Problem to solve: Take each line containing the word "this" and copy it.

Record extracts:
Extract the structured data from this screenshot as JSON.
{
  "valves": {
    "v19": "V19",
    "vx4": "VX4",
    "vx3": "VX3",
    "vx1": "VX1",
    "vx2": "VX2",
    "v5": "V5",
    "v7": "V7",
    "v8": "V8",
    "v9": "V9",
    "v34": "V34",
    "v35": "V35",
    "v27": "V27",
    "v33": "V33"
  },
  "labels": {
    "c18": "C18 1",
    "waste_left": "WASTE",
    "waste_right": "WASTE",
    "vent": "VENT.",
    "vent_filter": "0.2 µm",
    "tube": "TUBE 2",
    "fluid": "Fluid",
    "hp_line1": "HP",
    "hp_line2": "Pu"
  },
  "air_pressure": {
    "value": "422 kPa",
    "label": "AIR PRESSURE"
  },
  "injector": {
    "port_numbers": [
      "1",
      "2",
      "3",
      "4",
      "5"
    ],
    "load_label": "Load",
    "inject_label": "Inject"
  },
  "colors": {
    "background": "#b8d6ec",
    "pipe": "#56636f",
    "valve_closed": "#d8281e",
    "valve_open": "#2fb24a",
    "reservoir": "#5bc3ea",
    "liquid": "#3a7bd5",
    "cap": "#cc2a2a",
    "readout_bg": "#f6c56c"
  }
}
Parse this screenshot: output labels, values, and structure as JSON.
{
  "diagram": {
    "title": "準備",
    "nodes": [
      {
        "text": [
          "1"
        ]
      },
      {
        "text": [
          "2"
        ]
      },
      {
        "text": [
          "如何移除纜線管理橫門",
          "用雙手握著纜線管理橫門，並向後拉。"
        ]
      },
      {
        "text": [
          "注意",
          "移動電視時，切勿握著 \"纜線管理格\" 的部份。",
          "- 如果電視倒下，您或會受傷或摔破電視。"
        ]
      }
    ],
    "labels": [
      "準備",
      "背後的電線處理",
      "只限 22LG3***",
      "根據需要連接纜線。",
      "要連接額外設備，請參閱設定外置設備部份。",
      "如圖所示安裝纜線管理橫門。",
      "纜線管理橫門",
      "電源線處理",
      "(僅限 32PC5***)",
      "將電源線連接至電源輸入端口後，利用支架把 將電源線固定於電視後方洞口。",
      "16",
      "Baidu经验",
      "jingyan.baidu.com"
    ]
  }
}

The output:
Extract the structured data from this screenshot as JSON.
Parse this screenshot: output labels, values, and structure as JSON.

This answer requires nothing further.